Check each line of the material. Copy those containing "encoders".

Data records:
━━━━━━━━━━━━━━━━━━━━━━━━━━━━━━

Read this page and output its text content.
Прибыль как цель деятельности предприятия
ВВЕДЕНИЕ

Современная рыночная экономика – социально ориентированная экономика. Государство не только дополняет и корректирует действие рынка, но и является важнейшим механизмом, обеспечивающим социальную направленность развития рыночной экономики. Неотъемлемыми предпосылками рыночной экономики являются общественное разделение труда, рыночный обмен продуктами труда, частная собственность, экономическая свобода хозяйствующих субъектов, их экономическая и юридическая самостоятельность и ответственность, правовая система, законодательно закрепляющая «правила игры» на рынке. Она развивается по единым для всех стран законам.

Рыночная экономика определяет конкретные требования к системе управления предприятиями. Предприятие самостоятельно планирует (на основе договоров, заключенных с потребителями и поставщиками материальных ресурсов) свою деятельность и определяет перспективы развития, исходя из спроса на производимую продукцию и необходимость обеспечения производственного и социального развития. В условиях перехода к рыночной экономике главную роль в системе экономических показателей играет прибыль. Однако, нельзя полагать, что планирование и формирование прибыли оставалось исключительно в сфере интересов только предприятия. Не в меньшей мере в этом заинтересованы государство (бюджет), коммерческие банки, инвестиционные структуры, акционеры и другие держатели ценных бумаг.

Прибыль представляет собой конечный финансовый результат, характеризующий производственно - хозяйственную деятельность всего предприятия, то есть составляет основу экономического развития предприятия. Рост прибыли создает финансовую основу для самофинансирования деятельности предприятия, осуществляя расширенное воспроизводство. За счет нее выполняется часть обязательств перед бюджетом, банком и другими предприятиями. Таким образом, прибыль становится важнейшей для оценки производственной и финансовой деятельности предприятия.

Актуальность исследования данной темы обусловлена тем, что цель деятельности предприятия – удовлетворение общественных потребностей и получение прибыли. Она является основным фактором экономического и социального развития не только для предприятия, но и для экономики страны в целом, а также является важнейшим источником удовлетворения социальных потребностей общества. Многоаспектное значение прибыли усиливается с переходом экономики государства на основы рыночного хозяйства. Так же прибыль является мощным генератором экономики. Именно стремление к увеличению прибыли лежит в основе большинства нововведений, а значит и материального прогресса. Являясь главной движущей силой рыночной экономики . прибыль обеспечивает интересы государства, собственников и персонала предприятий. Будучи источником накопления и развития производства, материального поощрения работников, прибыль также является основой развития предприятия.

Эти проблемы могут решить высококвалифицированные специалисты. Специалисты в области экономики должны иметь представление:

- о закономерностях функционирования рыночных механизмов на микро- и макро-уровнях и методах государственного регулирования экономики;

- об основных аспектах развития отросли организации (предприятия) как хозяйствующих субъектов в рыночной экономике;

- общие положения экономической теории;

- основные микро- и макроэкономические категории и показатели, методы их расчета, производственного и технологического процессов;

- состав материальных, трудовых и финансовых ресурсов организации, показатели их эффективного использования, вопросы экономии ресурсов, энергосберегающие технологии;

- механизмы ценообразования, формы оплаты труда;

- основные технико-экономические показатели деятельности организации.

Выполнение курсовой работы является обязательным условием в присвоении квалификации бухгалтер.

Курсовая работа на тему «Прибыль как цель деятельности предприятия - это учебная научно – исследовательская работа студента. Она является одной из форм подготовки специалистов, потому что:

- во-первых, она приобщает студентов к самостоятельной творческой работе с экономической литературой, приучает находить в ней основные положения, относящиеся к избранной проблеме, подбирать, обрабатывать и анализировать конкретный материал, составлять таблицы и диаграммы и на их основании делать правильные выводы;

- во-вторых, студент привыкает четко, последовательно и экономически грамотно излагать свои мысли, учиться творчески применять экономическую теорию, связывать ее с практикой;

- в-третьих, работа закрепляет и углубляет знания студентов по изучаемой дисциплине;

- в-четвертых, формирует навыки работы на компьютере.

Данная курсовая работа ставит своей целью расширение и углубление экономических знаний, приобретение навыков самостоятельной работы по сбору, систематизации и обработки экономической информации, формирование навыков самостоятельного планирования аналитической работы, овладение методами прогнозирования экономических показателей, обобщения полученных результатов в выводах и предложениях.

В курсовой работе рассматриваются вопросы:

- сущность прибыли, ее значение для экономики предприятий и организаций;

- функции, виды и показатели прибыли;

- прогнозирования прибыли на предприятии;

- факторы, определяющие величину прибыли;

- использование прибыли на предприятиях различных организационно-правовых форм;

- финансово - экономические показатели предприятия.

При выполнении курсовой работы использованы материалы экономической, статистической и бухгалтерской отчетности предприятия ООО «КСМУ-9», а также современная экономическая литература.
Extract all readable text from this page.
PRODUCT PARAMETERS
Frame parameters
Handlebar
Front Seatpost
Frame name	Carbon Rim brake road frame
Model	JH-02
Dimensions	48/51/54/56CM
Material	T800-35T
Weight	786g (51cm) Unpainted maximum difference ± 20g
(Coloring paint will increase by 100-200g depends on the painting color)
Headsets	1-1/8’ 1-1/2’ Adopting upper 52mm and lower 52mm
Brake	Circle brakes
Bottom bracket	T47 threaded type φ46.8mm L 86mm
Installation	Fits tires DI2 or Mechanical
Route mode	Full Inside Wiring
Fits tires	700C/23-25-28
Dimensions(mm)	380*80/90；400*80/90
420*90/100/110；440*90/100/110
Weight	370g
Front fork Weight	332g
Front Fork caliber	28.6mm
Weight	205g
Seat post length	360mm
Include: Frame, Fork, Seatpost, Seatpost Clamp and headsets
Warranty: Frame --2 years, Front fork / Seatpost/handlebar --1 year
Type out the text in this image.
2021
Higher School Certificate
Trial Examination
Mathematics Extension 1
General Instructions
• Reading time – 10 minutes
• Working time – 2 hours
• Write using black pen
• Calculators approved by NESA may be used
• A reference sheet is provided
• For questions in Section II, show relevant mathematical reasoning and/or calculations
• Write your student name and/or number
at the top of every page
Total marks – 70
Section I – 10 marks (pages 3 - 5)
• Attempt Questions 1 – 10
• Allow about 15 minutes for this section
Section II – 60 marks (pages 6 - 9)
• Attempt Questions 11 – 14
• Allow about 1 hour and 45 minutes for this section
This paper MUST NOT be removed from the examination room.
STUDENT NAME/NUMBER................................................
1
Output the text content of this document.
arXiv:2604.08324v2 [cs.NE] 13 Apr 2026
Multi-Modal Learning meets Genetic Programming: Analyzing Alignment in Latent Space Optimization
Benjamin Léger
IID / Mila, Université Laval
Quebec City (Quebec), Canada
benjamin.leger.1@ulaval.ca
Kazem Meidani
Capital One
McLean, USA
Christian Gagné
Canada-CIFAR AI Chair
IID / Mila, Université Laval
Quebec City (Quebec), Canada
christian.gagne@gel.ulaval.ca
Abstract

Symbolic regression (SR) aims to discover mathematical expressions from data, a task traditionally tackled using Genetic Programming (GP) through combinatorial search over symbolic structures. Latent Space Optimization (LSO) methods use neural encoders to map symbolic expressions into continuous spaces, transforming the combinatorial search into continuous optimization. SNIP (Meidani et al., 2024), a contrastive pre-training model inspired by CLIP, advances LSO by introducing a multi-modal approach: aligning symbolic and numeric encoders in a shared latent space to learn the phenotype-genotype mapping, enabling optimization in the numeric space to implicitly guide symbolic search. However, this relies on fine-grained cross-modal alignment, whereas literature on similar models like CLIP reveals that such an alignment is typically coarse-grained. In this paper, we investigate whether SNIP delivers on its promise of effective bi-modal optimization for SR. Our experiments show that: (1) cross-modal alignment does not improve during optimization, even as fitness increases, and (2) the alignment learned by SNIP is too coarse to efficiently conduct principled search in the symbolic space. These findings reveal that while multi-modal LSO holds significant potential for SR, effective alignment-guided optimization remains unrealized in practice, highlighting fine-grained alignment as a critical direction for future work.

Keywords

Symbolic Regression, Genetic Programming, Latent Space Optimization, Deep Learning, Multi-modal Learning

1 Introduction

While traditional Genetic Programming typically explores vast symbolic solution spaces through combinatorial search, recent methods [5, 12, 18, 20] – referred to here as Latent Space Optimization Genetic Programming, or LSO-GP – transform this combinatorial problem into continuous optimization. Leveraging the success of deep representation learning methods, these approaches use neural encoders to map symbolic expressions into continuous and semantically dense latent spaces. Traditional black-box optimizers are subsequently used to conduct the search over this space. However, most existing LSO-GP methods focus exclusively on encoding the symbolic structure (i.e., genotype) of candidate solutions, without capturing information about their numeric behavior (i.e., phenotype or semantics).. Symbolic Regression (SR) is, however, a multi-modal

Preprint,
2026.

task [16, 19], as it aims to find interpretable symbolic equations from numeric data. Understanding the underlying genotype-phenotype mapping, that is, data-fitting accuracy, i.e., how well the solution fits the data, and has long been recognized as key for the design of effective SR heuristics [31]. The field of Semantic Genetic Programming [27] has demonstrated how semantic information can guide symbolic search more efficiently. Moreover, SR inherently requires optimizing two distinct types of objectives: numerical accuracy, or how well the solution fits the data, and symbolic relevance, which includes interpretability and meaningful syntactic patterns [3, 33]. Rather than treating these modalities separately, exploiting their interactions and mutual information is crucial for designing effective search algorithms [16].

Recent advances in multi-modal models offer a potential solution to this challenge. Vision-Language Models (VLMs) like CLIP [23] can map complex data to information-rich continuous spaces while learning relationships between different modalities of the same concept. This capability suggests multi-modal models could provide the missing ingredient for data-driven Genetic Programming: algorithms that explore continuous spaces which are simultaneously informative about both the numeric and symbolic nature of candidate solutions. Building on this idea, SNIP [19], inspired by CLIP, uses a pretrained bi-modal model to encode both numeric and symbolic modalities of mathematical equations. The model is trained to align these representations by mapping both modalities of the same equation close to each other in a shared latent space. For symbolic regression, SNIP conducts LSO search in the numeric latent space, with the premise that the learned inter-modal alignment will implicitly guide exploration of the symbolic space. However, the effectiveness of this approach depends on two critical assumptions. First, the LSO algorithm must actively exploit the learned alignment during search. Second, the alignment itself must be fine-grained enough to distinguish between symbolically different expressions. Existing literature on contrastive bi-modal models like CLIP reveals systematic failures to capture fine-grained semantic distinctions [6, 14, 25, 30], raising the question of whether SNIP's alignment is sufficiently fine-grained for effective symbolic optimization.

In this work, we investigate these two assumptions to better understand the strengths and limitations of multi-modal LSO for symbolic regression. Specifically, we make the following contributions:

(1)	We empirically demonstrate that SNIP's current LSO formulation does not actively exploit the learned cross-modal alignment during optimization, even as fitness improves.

━━━━━━━━━━━━━━━━━━━━━━━━━━━━━━

**Expected answer**
Symbolic regression (SR) aims to discover mathematical expressions from data, a task traditionally tackled using Genetic Programming (GP) through combinatorial search over symbolic structures. Latent Space Optimization (LSO) methods use neural encoders to map symbolic expressions into continuous spaces, transforming the combinatorial search into continuous optimization. SNIP (Meidani et al., 2024), a contrastive pre-training model inspired by CLIP, advances LSO by introducing a multi-modal approach: aligning symbolic and numeric encoders in a shared latent space to learn the phenotype-genotype mapping, enabling optimization in the numeric space to implicitly guide symbolic search. However, this relies on fine-grained cross-modal alignment, whereas literature on similar models like CLIP reveals that such an alignment is typically coarse-grained. In this paper, we investigate whether SNIP delivers on its promise of effective bi-modal optimization for SR. Our experiments show that: (1) cross-modal alignment does not improve during optimization, even as fitness increases, and (2) the alignment learned by SNIP is too coarse to efficiently conduct principled search in the symbolic space. These findings reveal that while multi-modal LSO holds significant potential for SR, effective alignment-guided optimization remains unrealized in practice, highlighting fine-grained alignment as a critical direction for future work.
While traditional Genetic Programming typically explores vast symbolic solution spaces through combinatorial search, recent methods [5, 12, 18, 20] – referred to here as Latent Space Optimization Genetic Programming, or LSO-GP – transform this combinatorial problem into continuous optimization. Leveraging the success of deep representation learning methods, these approaches use neural encoders to map symbolic expressions into continuous and semantically dense latent spaces. Traditional black-box optimizers are subsequently used to conduct the search over this space. However, most existing LSO-GP methods focus exclusively on encoding the symbolic structure (i.e., genotype) of candidate solutions, without capturing information about their numeric behavior (i.e., phenotype or semantics).. Symbolic Regression (SR) is, however, a multi-modal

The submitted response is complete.